> Instructions for the task
Filter the entries, keeping every line with the word "object".

───── Available data ─────

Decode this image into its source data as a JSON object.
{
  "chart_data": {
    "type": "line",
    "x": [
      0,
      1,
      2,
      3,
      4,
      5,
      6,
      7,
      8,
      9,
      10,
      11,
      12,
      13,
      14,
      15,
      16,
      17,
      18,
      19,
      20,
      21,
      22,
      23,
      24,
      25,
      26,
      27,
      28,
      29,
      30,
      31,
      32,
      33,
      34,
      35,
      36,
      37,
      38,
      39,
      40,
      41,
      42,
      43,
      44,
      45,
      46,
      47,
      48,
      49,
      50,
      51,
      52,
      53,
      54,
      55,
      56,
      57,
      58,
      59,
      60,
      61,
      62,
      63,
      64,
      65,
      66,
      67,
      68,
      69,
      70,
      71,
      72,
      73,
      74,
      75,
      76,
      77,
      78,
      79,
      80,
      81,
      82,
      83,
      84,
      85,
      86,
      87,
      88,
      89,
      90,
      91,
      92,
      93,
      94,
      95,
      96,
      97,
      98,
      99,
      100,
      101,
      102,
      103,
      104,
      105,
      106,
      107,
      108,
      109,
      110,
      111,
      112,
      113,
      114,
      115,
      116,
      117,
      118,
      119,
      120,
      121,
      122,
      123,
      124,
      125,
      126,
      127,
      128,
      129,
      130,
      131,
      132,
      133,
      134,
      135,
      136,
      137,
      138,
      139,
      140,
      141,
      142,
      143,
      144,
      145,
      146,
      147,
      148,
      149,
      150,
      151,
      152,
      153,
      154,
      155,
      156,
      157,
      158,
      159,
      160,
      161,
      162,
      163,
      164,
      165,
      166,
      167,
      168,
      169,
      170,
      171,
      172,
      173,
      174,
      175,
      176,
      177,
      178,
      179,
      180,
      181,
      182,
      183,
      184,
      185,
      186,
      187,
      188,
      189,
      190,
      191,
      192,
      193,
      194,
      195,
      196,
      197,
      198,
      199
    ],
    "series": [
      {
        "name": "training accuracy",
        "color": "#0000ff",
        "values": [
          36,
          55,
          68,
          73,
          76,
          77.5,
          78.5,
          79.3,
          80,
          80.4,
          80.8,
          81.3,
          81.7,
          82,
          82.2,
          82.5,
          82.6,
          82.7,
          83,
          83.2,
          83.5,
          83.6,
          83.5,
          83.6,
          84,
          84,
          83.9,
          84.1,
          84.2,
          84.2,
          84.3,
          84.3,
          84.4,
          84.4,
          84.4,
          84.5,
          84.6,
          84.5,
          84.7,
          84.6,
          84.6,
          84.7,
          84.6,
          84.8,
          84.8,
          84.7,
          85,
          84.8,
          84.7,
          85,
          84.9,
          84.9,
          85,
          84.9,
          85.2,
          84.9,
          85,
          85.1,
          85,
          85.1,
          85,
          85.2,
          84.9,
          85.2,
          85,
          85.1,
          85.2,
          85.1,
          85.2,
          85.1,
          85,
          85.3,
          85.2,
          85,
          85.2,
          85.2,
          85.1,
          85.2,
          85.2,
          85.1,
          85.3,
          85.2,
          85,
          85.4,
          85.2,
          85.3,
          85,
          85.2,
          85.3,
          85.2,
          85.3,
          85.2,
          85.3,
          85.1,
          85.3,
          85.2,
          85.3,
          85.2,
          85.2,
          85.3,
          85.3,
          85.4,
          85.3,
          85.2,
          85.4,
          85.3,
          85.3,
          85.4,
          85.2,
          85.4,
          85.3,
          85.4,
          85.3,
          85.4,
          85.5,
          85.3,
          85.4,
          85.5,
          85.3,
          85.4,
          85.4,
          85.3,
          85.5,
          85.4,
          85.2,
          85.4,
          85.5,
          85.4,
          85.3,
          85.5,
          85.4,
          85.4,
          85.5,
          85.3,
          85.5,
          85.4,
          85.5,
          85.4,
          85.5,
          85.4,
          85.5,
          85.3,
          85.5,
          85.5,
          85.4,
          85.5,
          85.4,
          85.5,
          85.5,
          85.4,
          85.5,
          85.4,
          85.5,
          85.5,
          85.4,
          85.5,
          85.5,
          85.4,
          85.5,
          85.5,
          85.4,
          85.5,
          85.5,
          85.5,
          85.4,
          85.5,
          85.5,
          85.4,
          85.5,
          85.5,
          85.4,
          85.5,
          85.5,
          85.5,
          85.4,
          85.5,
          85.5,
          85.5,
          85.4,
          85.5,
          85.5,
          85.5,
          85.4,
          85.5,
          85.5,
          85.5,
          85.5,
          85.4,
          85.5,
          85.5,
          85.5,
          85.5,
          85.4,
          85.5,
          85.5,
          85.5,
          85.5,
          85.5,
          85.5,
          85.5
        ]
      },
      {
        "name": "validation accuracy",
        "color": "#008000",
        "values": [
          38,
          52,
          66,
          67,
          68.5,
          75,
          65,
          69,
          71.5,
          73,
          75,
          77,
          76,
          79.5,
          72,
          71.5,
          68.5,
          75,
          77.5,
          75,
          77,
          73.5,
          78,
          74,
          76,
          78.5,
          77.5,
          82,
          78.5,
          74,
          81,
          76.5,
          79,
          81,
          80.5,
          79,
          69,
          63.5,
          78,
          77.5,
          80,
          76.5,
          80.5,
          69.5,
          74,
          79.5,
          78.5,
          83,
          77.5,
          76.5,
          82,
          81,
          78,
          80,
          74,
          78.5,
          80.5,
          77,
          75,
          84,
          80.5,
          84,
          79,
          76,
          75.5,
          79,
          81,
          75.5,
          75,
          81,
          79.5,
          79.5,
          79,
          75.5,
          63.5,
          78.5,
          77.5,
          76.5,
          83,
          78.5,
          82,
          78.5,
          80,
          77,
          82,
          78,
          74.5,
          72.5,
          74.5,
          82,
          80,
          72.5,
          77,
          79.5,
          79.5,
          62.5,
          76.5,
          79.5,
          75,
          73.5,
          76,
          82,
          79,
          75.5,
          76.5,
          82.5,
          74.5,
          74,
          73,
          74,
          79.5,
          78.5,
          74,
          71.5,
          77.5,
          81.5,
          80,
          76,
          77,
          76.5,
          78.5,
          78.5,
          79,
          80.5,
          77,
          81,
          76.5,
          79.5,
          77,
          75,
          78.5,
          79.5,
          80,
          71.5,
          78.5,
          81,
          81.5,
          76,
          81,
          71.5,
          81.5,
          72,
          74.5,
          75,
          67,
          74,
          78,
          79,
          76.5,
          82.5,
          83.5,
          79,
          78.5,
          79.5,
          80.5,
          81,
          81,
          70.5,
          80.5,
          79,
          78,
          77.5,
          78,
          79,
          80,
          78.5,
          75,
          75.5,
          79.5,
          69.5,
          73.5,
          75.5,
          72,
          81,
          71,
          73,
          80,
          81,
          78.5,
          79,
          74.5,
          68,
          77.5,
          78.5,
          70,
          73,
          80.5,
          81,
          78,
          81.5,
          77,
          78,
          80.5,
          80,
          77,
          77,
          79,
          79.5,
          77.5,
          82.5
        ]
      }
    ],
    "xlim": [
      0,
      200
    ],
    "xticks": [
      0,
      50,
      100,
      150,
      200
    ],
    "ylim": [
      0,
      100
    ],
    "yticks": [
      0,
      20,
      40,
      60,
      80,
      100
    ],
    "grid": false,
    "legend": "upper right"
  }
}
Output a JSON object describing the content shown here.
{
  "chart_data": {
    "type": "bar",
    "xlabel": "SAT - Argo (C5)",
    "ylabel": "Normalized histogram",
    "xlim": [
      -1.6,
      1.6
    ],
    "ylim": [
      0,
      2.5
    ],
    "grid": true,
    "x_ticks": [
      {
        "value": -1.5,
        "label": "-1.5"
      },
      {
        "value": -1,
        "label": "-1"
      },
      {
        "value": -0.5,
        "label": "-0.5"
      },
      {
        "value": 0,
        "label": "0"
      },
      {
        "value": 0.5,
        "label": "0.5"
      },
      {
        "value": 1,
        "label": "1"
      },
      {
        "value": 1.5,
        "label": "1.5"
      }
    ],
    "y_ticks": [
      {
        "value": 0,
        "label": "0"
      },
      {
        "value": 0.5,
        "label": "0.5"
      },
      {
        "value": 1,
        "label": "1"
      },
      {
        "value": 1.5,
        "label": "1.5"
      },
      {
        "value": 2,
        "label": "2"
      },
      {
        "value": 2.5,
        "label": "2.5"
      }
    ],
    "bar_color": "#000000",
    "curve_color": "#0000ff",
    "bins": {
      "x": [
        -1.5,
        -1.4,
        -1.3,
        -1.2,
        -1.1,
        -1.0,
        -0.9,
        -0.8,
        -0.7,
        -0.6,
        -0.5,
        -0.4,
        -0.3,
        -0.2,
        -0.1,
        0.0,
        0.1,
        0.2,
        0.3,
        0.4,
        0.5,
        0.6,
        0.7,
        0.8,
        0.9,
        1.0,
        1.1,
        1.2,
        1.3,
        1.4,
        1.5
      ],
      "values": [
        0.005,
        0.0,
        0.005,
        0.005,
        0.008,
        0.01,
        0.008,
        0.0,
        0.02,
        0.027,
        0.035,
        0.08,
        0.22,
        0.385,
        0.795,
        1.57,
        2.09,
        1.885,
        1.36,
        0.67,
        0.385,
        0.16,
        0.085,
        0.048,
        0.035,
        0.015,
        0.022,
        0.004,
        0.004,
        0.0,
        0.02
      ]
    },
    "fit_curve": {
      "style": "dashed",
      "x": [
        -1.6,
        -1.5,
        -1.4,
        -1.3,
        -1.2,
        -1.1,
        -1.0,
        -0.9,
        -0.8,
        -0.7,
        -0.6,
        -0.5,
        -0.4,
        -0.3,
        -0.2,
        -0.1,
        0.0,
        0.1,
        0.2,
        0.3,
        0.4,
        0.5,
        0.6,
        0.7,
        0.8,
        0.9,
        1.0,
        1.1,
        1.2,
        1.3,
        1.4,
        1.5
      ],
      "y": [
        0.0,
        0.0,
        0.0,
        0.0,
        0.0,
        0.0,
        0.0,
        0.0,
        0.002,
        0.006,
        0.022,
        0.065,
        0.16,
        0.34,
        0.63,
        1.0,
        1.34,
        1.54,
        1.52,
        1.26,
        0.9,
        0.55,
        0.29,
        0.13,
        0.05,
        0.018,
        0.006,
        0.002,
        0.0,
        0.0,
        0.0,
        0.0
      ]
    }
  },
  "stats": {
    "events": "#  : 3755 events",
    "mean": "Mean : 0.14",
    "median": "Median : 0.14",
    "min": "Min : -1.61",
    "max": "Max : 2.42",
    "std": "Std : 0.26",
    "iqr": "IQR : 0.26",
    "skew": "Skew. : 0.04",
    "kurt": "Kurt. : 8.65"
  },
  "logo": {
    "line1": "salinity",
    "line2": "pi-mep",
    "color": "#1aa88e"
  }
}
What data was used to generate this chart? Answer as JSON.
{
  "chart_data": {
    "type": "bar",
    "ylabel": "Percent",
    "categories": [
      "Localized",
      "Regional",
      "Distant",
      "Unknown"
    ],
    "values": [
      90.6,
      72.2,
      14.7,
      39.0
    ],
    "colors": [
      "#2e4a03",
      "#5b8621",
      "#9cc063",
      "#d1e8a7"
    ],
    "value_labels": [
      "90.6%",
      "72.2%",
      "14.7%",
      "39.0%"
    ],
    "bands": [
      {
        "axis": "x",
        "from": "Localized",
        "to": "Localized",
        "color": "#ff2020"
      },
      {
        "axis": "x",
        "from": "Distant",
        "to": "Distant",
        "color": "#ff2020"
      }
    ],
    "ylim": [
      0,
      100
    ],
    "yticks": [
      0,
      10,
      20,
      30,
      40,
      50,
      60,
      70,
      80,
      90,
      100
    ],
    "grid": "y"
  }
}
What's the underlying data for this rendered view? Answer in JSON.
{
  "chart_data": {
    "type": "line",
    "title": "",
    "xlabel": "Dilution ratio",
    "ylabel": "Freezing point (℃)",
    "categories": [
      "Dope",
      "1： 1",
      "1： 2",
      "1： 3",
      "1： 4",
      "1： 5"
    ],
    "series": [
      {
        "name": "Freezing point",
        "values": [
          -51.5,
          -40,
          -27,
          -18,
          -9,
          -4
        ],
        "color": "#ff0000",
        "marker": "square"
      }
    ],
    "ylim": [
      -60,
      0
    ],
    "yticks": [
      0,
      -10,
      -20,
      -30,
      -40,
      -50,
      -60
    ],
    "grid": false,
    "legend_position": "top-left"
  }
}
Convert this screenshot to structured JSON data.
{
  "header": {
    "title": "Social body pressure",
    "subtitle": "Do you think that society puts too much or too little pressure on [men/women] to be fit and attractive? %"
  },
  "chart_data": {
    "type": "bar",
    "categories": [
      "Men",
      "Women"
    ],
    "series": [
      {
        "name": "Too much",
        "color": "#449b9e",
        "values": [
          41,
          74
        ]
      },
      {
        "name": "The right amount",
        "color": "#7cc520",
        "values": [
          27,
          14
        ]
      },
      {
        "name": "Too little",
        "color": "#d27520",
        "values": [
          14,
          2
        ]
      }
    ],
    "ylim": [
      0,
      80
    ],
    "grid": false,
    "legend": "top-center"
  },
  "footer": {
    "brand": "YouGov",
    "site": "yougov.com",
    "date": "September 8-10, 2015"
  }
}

─────

> Task output
Decode this image into its source data as a JSON object.
Output a JSON object describing the content shown here.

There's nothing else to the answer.